**PROVIDED ENTRIES**
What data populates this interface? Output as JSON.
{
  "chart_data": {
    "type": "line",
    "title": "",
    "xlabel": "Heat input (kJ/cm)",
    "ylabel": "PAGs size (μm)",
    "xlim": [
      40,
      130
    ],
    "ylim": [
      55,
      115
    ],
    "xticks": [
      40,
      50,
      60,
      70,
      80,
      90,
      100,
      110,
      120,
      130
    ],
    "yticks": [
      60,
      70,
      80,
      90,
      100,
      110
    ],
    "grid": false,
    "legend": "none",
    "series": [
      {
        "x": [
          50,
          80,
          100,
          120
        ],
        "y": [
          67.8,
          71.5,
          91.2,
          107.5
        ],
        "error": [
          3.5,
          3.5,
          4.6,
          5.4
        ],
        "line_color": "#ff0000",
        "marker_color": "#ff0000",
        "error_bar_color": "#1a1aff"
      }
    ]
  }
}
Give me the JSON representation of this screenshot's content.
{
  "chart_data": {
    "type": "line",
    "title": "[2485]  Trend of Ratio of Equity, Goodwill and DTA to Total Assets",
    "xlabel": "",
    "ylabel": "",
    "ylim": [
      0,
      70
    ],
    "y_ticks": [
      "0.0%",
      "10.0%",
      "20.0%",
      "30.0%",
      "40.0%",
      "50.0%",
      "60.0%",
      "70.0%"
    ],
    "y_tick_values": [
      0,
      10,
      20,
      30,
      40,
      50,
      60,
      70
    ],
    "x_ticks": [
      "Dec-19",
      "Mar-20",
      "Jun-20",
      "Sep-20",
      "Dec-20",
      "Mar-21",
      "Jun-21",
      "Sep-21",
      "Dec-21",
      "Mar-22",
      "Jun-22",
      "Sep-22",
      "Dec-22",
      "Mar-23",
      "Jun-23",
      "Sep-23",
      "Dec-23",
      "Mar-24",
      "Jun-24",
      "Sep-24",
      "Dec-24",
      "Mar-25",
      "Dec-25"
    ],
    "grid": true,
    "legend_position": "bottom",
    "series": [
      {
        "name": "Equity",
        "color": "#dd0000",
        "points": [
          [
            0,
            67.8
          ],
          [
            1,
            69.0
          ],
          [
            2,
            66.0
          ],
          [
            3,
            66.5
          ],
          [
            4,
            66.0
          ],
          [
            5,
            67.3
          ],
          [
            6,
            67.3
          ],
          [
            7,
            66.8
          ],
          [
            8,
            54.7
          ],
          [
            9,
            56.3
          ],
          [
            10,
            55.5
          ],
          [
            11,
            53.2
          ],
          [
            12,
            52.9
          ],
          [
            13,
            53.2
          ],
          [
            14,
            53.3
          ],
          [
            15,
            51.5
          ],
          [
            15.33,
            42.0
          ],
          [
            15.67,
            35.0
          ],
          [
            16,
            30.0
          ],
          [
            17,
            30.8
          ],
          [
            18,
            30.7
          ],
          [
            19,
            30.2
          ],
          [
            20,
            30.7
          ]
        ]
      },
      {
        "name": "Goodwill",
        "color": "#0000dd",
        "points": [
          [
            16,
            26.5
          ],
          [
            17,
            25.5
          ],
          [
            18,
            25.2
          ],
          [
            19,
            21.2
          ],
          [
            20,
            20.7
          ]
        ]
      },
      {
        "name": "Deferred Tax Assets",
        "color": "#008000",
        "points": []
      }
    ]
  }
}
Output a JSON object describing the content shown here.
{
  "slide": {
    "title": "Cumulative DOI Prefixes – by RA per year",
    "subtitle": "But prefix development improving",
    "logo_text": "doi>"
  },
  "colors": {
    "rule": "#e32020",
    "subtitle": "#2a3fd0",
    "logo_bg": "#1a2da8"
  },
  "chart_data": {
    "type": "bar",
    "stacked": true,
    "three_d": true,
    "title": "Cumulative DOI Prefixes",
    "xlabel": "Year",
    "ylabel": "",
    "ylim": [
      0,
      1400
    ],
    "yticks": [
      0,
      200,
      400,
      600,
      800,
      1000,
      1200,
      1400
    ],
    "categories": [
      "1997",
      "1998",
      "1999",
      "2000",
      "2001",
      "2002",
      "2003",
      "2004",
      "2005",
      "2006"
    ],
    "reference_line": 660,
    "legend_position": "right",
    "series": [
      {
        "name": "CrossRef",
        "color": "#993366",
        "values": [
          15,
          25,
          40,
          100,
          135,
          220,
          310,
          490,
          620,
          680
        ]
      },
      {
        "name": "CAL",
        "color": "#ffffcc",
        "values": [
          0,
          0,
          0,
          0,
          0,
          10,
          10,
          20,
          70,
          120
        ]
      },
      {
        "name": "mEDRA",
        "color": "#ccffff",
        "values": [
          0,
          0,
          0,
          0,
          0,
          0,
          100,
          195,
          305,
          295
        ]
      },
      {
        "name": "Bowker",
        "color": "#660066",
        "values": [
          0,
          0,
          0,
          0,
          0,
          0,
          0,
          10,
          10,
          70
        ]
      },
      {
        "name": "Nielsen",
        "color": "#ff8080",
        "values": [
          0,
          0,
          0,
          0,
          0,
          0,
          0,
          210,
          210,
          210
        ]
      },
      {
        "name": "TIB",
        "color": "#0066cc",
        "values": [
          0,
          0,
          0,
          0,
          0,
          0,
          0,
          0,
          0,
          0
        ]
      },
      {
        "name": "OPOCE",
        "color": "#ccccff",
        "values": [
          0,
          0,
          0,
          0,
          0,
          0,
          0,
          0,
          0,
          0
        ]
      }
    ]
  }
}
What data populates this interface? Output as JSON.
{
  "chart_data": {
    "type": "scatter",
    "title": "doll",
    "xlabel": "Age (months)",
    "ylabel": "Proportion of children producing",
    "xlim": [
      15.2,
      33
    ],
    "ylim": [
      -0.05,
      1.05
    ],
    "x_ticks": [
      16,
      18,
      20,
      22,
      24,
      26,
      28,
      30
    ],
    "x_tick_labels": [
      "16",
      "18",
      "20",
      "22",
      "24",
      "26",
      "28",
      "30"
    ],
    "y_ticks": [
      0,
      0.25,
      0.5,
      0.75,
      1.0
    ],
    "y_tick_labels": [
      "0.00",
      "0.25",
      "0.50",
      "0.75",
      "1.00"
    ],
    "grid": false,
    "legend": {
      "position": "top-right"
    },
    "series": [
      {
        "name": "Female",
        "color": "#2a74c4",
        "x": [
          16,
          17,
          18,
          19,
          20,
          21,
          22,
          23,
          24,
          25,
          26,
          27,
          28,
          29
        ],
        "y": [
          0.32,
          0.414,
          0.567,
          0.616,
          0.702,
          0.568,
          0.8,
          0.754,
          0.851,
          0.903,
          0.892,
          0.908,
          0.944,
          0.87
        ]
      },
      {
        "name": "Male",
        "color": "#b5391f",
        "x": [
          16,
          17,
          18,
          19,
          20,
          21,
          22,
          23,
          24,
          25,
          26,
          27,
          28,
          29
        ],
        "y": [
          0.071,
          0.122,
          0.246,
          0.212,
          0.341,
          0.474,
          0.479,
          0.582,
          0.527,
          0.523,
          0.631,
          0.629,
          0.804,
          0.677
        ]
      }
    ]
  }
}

**YOUR INSTRUCTIONS**
Find the word "Prefixes" in the data and copy out each line where it turns up.

**TASK OUTPUT**
    "title": "Cumulative DOI Prefixes – by RA per year",
    "title": "Cumulative DOI Prefixes",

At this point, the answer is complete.